> _LISTING_:
>>>>

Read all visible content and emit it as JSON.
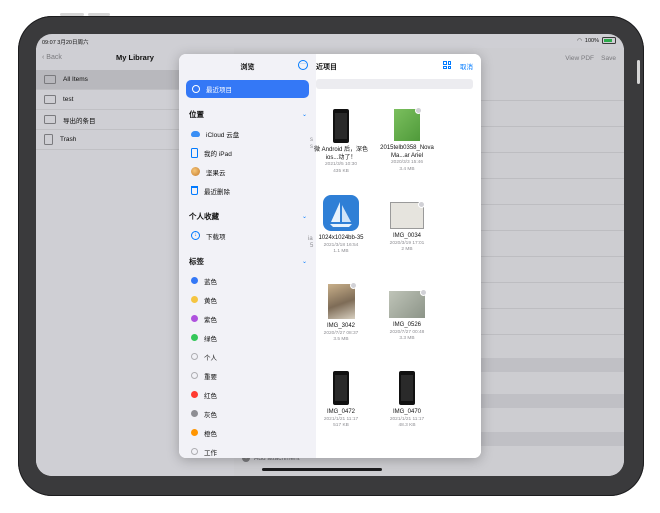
{
  "status": {
    "time": "09:07  3月20日周六",
    "battery": "100%"
  },
  "app": {
    "back": "Back",
    "library_title": "My Library",
    "library_items": [
      {
        "label": "All Items",
        "selected": true
      },
      {
        "label": "test",
        "selected": false
      },
      {
        "label": "导出的条目",
        "selected": false
      },
      {
        "label": "Trash",
        "selected": false
      }
    ],
    "view_pdf": "View PDF",
    "save": "Save",
    "add_attachment": "Add attachment"
  },
  "browse": {
    "title": "浏览",
    "recent": "最近项目",
    "locations_header": "位置",
    "locations": [
      {
        "label": "iCloud 云盘",
        "icon": "cloud-icon"
      },
      {
        "label": "我的 iPad",
        "icon": "ipad-icon"
      },
      {
        "label": "坚果云",
        "icon": "jianguoyun-icon"
      },
      {
        "label": "最近删除",
        "icon": "trash-icon"
      }
    ],
    "favorites_header": "个人收藏",
    "favorites": [
      {
        "label": "下载项",
        "icon": "download-icon"
      }
    ],
    "tags_header": "标签",
    "tags": [
      {
        "label": "蓝色",
        "color": "#3478f6"
      },
      {
        "label": "黄色",
        "color": "#f5c542"
      },
      {
        "label": "紫色",
        "color": "#af52de"
      },
      {
        "label": "绿色",
        "color": "#34c759"
      },
      {
        "label": "个人",
        "color": ""
      },
      {
        "label": "重要",
        "color": ""
      },
      {
        "label": "红色",
        "color": "#ff3b30"
      },
      {
        "label": "灰色",
        "color": "#8e8e93"
      },
      {
        "label": "橙色",
        "color": "#ff9500"
      },
      {
        "label": "工作",
        "color": ""
      }
    ]
  },
  "files": {
    "title": "近项目",
    "cancel": "取消",
    "ghost_text": [
      "s",
      "s",
      "ia",
      "5"
    ],
    "items": [
      {
        "name": "微 Android 后，深色 ios...动了！",
        "date": "2021/3/5 10:30",
        "size": "435 KB",
        "thumb": "phone-screenshot"
      },
      {
        "name": "2015telb0358_Nova Ma...ar Ariel",
        "date": "2020/3/3 15:46",
        "size": "3.4 MB",
        "thumb": "doc-green"
      },
      {
        "name": "1024x1024bb-35",
        "date": "2021/3/18 16:54",
        "size": "1.1 MB",
        "thumb": "app-icon-sailboat"
      },
      {
        "name": "IMG_0034",
        "date": "2020/3/19 17:01",
        "size": "2 MB",
        "thumb": "photo-document"
      },
      {
        "name": "IMG_3042",
        "date": "2020/7/27 08:37",
        "size": "3.5 MB",
        "thumb": "photo-collage"
      },
      {
        "name": "IMG_0526",
        "date": "2020/7/27 00:48",
        "size": "3.3 MB",
        "thumb": "photo-paper"
      },
      {
        "name": "IMG_0472",
        "date": "2021/1/21 11:17",
        "size": "517 KB",
        "thumb": "phone-screenshot"
      },
      {
        "name": "IMG_0470",
        "date": "2021/1/21 11:17",
        "size": "48.3 KB",
        "thumb": "phone-screenshot"
      }
    ]
  }
}
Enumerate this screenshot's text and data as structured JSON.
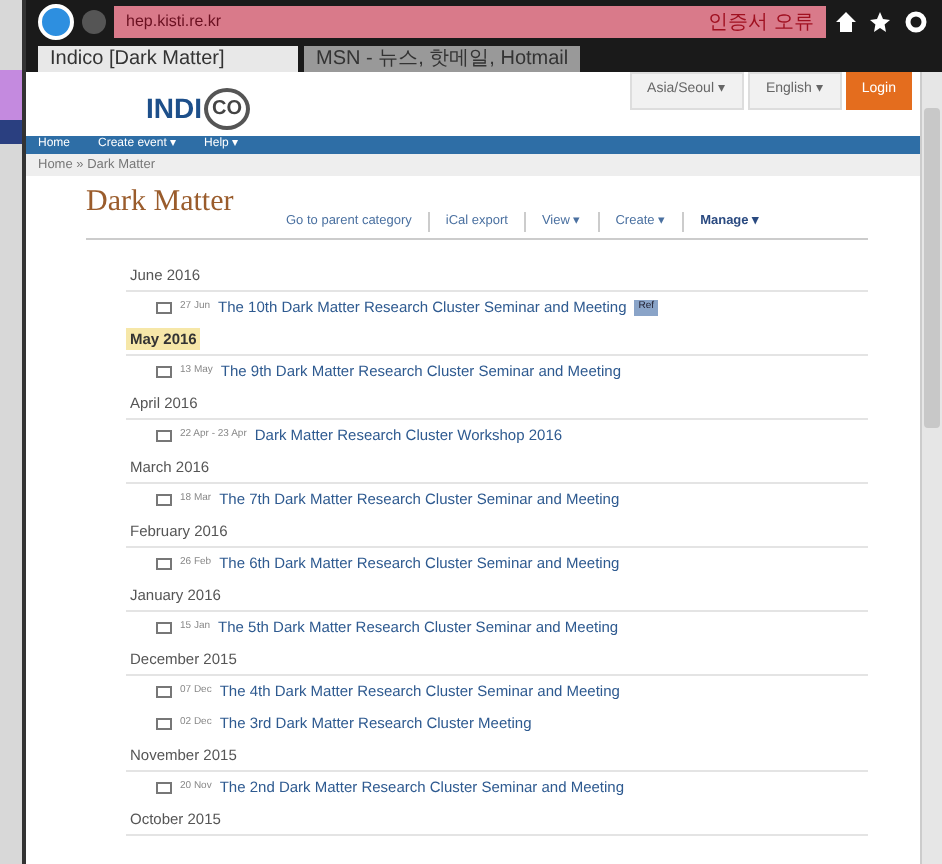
{
  "browser": {
    "address": "hep.kisti.re.kr",
    "cert_warning": "인증서 오류",
    "tabs": [
      {
        "label": "Indico [Dark Matter]",
        "selected": true
      },
      {
        "label": "MSN - 뉴스, 핫메일, Hotmail",
        "selected": false
      }
    ]
  },
  "header": {
    "logo": "INDI",
    "logo_mark": "CO",
    "timezone": "Asia/Seoul ▾",
    "language": "English ▾",
    "login": "Login"
  },
  "menu": [
    "Home",
    "Create event ▾",
    "Help ▾"
  ],
  "breadcrumb": "Home » Dark Matter",
  "category": {
    "title": "Dark Matter",
    "actions": [
      {
        "label": "Go to parent category",
        "bold": false
      },
      {
        "label": "iCal export",
        "bold": false
      },
      {
        "label": "View ▾",
        "bold": false
      },
      {
        "label": "Create ▾",
        "bold": false
      },
      {
        "label": "Manage ▾",
        "bold": true
      }
    ]
  },
  "months": [
    {
      "label": "June 2016",
      "selected": false,
      "events": [
        {
          "date": "27 Jun",
          "title": "The 10th Dark Matter Research Cluster Seminar and Meeting",
          "badge": "Ref"
        }
      ]
    },
    {
      "label": "May 2016",
      "selected": true,
      "events": [
        {
          "date": "13 May",
          "title": "The 9th Dark Matter Research Cluster Seminar and Meeting"
        }
      ]
    },
    {
      "label": "April 2016",
      "selected": false,
      "events": [
        {
          "date": "22 Apr - 23 Apr",
          "title": "Dark Matter Research Cluster Workshop 2016"
        }
      ]
    },
    {
      "label": "March 2016",
      "selected": false,
      "events": [
        {
          "date": "18 Mar",
          "title": "The 7th Dark Matter Research Cluster Seminar and Meeting"
        }
      ]
    },
    {
      "label": "February 2016",
      "selected": false,
      "events": [
        {
          "date": "26 Feb",
          "title": "The 6th Dark Matter Research Cluster Seminar and Meeting"
        }
      ]
    },
    {
      "label": "January 2016",
      "selected": false,
      "events": [
        {
          "date": "15 Jan",
          "title": "The 5th Dark Matter Research Cluster Seminar and Meeting"
        }
      ]
    },
    {
      "label": "December 2015",
      "selected": false,
      "events": [
        {
          "date": "07 Dec",
          "title": "The 4th Dark Matter Research Cluster Seminar and Meeting"
        },
        {
          "date": "02 Dec",
          "title": "The 3rd Dark Matter Research Cluster Meeting"
        }
      ]
    },
    {
      "label": "November 2015",
      "selected": false,
      "events": [
        {
          "date": "20 Nov",
          "title": "The 2nd Dark Matter Research Cluster Seminar and Meeting"
        }
      ]
    },
    {
      "label": "October 2015",
      "selected": false
    }
  ]
}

<<<<

> _EXERCISE PROMPT_: Without the pictures, write out all of the material exactly.

> _CORRECT RESPONSE_:
Read all visible content and emit it as JSON.
{
  "status": {
    "time": "09:07  3月20日周六",
    "battery": "100%"
  },
  "app": {
    "back": "Back",
    "library_title": "My Library",
    "library_items": [
      {
        "label": "All Items",
        "selected": true
      },
      {
        "label": "test",
        "selected": false
      },
      {
        "label": "导出的条目",
        "selected": false
      },
      {
        "label": "Trash",
        "selected": false
      }
    ],
    "view_pdf": "View PDF",
    "save": "Save",
    "add_attachment": "Add attachment"
  },
  "browse": {
    "title": "浏览",
    "recent": "最近项目",
    "locations_header": "位置",
    "locations": [
      {
        "label": "iCloud 云盘",
        "icon": "cloud-icon"
      },
      {
        "label": "我的 iPad",
        "icon": "ipad-icon"
      },
      {
        "label": "坚果云",
        "icon": "jianguoyun-icon"
      },
      {
        "label": "最近删除",
        "icon": "trash-icon"
      }
    ],
    "favorites_header": "个人收藏",
    "favorites": [
      {
        "label": "下载项",
        "icon": "download-icon"
      }
    ],
    "tags_header": "标签",
    "tags": [
      {
        "label": "蓝色",
        "color": "#3478f6"
      },
      {
        "label": "黄色",
        "color": "#f5c542"
      },
      {
        "label": "紫色",
        "color": "#af52de"
      },
      {
        "label": "绿色",
        "color": "#34c759"
      },
      {
        "label": "个人",
        "color": ""
      },
      {
        "label": "重要",
        "color": ""
      },
      {
        "label": "红色",
        "color": "#ff3b30"
      },
      {
        "label": "灰色",
        "color": "#8e8e93"
      },
      {
        "label": "橙色",
        "color": "#ff9500"
      },
      {
        "label": "工作",
        "color": ""
      }
    ]
  },
  "files": {
    "title": "近项目",
    "cancel": "取消",
    "ghost_text": [
      "s",
      "s",
      "ia",
      "5"
    ],
    "items": [
      {
        "name": "微 Android 后，深色 ios...动了！",
        "date": "2021/3/5 10:30",
        "size": "435 KB",
        "thumb": "phone-screenshot"
      },
      {
        "name": "2015telb0358_Nova Ma...ar Ariel",
        "date": "2020/3/3 15:46",
        "size": "3.4 MB",
        "thumb": "doc-green"
      },
      {
        "name": "1024x1024bb-35",
        "date": "2021/3/18 16:54",
        "size": "1.1 MB",
        "thumb": "app-icon-sailboat"
      },
      {
        "name": "IMG_0034",
        "date": "2020/3/19 17:01",
        "size": "2 MB",
        "thumb": "photo-document"
      },
      {
        "name": "IMG_3042",
        "date": "2020/7/27 08:37",
        "size": "3.5 MB",
        "thumb": "photo-collage"
      },
      {
        "name": "IMG_0526",
        "date": "2020/7/27 00:48",
        "size": "3.3 MB",
        "thumb": "photo-paper"
      },
      {
        "name": "IMG_0472",
        "date": "2021/1/21 11:17",
        "size": "517 KB",
        "thumb": "phone-screenshot"
      },
      {
        "name": "IMG_0470",
        "date": "2021/1/21 11:17",
        "size": "48.3 KB",
        "thumb": "phone-screenshot"
      }
    ]
  }
}
Enumerate this screenshot's text and data as structured JSON.
{
  "browser": {
    "address": "hep.kisti.re.kr",
    "cert_warning": "인증서 오류",
    "tabs": [
      {
        "label": "Indico [Dark Matter]",
        "selected": true
      },
      {
        "label": "MSN - 뉴스, 핫메일, Hotmail",
        "selected": false
      }
    ]
  },
  "header": {
    "logo": "INDI",
    "logo_mark": "CO",
    "timezone": "Asia/Seoul ▾",
    "language": "English ▾",
    "login": "Login"
  },
  "menu": [
    "Home",
    "Create event ▾",
    "Help ▾"
  ],
  "breadcrumb": "Home » Dark Matter",
  "category": {
    "title": "Dark Matter",
    "actions": [
      {
        "label": "Go to parent category",
        "bold": false
      },
      {
        "label": "iCal export",
        "bold": false
      },
      {
        "label": "View ▾",
        "bold": false
      },
      {
        "label": "Create ▾",
        "bold": false
      },
      {
        "label": "Manage ▾",
        "bold": true
      }
    ]
  },
  "months": [
    {
      "label": "June 2016",
      "selected": false,
      "events": [
        {
          "date": "27 Jun",
          "title": "The 10th Dark Matter Research Cluster Seminar and Meeting",
          "badge": "Ref"
        }
      ]
    },
    {
      "label": "May 2016",
      "selected": true,
      "events": [
        {
          "date": "13 May",
          "title": "The 9th Dark Matter Research Cluster Seminar and Meeting"
        }
      ]
    },
    {
      "label": "April 2016",
      "selected": false,
      "events": [
        {
          "date": "22 Apr - 23 Apr",
          "title": "Dark Matter Research Cluster Workshop 2016"
        }
      ]
    },
    {
      "label": "March 2016",
      "selected": false,
      "events": [
        {
          "date": "18 Mar",
          "title": "The 7th Dark Matter Research Cluster Seminar and Meeting"
        }
      ]
    },
    {
      "label": "February 2016",
      "selected": false,
      "events": [
        {
          "date": "26 Feb",
          "title": "The 6th Dark Matter Research Cluster Seminar and Meeting"
        }
      ]
    },
    {
      "label": "January 2016",
      "selected": false,
      "events": [
        {
          "date": "15 Jan",
          "title": "The 5th Dark Matter Research Cluster Seminar and Meeting"
        }
      ]
    },
    {
      "label": "December 2015",
      "selected": false,
      "events": [
        {
          "date": "07 Dec",
          "title": "The 4th Dark Matter Research Cluster Seminar and Meeting"
        },
        {
          "date": "02 Dec",
          "title": "The 3rd Dark Matter Research Cluster Meeting"
        }
      ]
    },
    {
      "label": "November 2015",
      "selected": false,
      "events": [
        {
          "date": "20 Nov",
          "title": "The 2nd Dark Matter Research Cluster Seminar and Meeting"
        }
      ]
    },
    {
      "label": "October 2015",
      "selected": false
    }
  ]
}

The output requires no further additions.